What is needed -
Determine the number of lines in the data that include the word "电力及公用事业", and write only that number.

[Start Excerpted records]

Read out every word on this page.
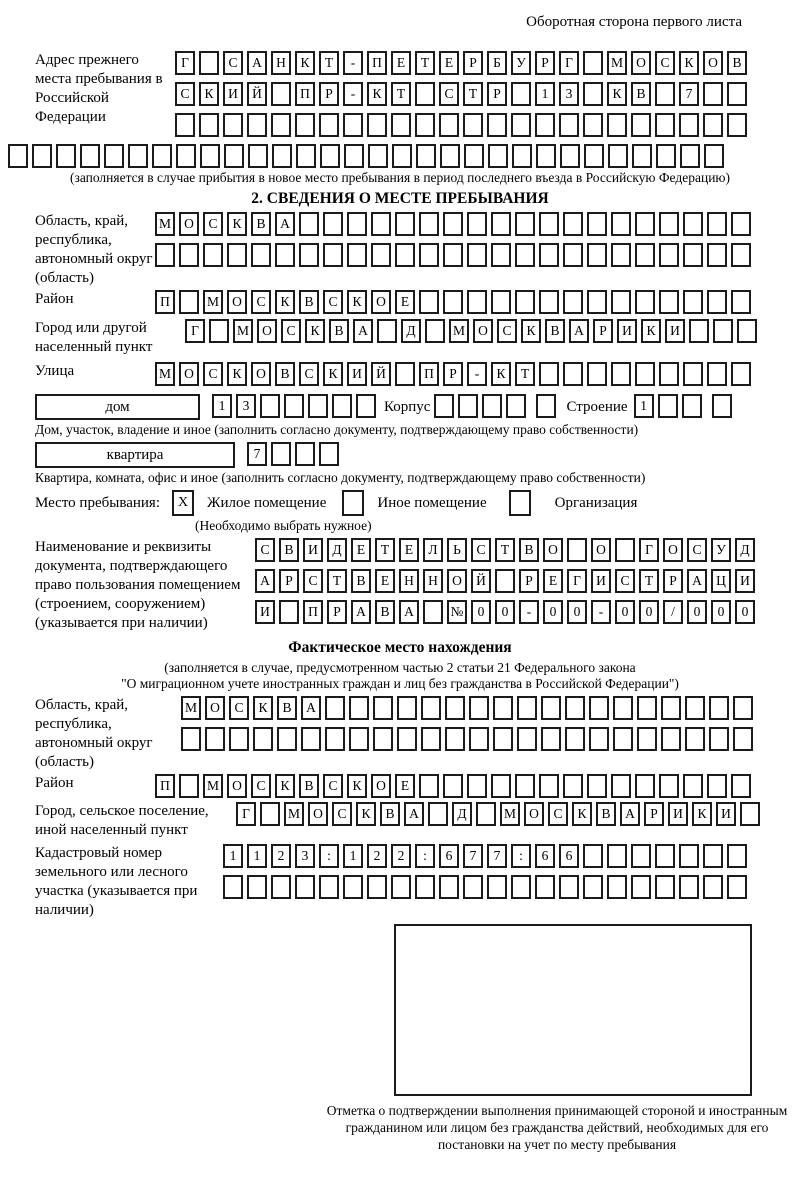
Оборотная сторона первого листа
Адрес прежнего места пребывания в Российской Федерации
Г	С	А	Н	К	Т	-	П	Е	Т	Е	Р	Б	У	Р	Г	М О	С	К	О	В
С	К	И	Й	П	Р	-	К	Т	С	Т	Р	1	3	К	В	7
(заполняется в случае прибытия в новое место пребывания в период последнего въезда в Российскую Федерацию)
2. СВЕДЕНИЯ О МЕСТЕ ПРЕБЫВАНИЯ
Область, край, республика, автономный округ (область)
М О	С	К	В	А
Район	П	М О	С	К	В	С	К	О	Е
Город или другой населенный пункт
Г	М О	С	К	В	А	Д	М О	С	К	В	А	Р	И	К	И
Улица	М О	С	К	О	В	С	К	И	Й	П	Р	-	К	Т
дом	1	3	Корпус	Строение 1
Дом, участок, владение и иное (заполнить согласно документу, подтверждающему право собственности)
квартира	7
Квартира, комната, офис и иное (заполнить согласно документу, подтверждающему право собственности)
Место пребывания:	X	Жилое помещение	Иное помещение	Организация
(Необходимо выбрать нужное)
Наименование и реквизиты документа, подтверждающего право пользования помещением (строением, сооружением) (указывается при наличии)
С	В	И	Д	Е	Т	Е	Л	Ь	С	Т	В	О	О	Г	О	С	У	Д
А	Р	С	Т	В	Е	Н	Н	О	Й	Р	Е	Г	И	С	Т	Р	А	Ц	И
И	П	Р	А	В	А	№	0	0	-	0	0	-	0	0	/	0	0	0
Фактическое место нахождения
(заполняется в случае, предусмотренном частью 2 статьи 21 Федерального закона
"О миграционном учете иностранных граждан и лиц без гражданства в Российской Федерации")
Область, край, республика, автономный округ (область)
М О	С	К	В	А
Район	П	М О	С	К	В	С	К	О	Е
Город, сельское поселение, иной населенный пункт
Г	М О	С	К	В	А	Д	М О	С	К	В	А	Р	И	К	И
Кадастровый номер земельного или лесного участка (указывается при наличии)
1	1	2	3	:	1	2	2	:	6	7	7	:	6	6
Отметка о подтверждении выполнения принимающей стороной и иностранным гражданином или лицом без гражданства действий, необходимых для его постановки на учет по месту пребывания
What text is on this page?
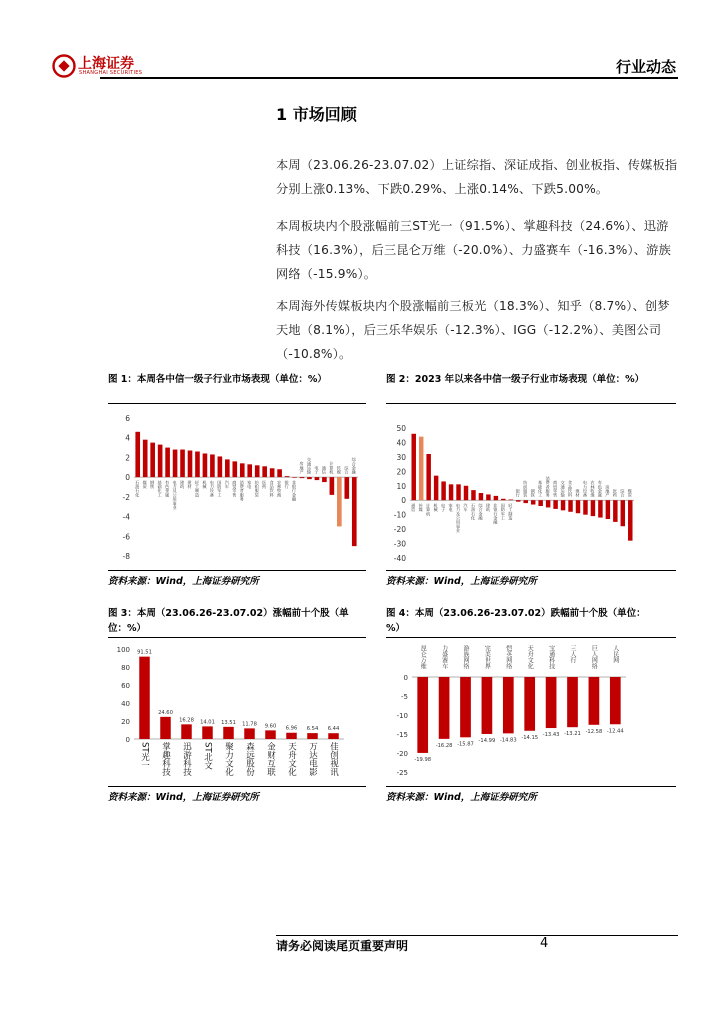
上海证券
SHANGHAI SECURITIES	行业动态
1 市场回顾
本周（23.06.26-23.07.02）上证综指、深证成指、创业板指、传媒板指分别上涨0.13%、下跌0.29%、上涨0.14%、下跌5.00%。
本周板块内个股涨幅前三ST光一（91.5%）、掌趣科技（24.6%）、迅游科技（16.3%），后三昆仑万维（-20.0%）、力盛赛车（-16.3%）、游族网络（-15.9%）。
本周海外传媒板块内个股涨幅前三板光（18.3%）、知乎（8.7%）、创梦天地（8.1%），后三乐华娱乐（-12.3%）、IGG（-12.2%）、美图公司（-10.8%）。
图 1：本周各中信一级子行业市场表现（单位：%）
-8
-6
-4
-2
0
2
4
6
石油石化 煤炭 钢铁 基础化工 有色金属 电力及公用事业 建筑 建材 轻工制造 机械 电力设备 国防军工 汽车 商贸零售 消费者服务 家电 纺织服装 医药 食品饮料 农林牧渔 银行 非银行金融
房地产 交通运输 电子 通信 计算机 传媒 综合 综合金融
资料来源：Wind，上海证券研究所
图 2：2023 年以来各中信一级子行业市场表现（单位：%）
-40
-30
-20
-10
0
10
20
30
40
50
通信 传媒 计算机 机械 电子 家电 电力及公用事业 汽车 石油石化 综合金融 建筑 非银行金融 国防军工 轻工制造
银行 纺织服装 钢铁 基础化工 消费者服务 商贸零售 交通运输 食品饮料 建材 电力设备 农林牧渔 有色金属 房地产 医药 综合 煤炭
资料来源：Wind，上海证券研究所
图 3：本周（23.06.26-23.07.02）涨幅前十个股（单位：%）
0
20
40
60
80
100
ST光一
91.51
掌趣科技
24.60
迅游科技
16.28
ST北文
14.01
聚力文化
13.51
森远股份
11.78
金财互联
9.60
天舟文化
6.96
万达电影
6.54
佳创视讯
6.44
资料来源：Wind，上海证券研究所
图 4：本周（23.06.26-23.07.02）跌幅前十个股（单位：%）
-25
-20
-15
-10
-5
0
昆仑万维
-19.98
力盛赛车
-16.28
游族网络
-15.87
完美世界
-14.99
恺英网络
-14.83
天舟文化
-14.15
宝通科技
-13.43
三人行
-13.21
巨人网络
-12.58
人民网
-12.44
资料来源：Wind，上海证券研究所
请务必阅读尾页重要声明	4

[End Excerpted records]

Finished exercise -
2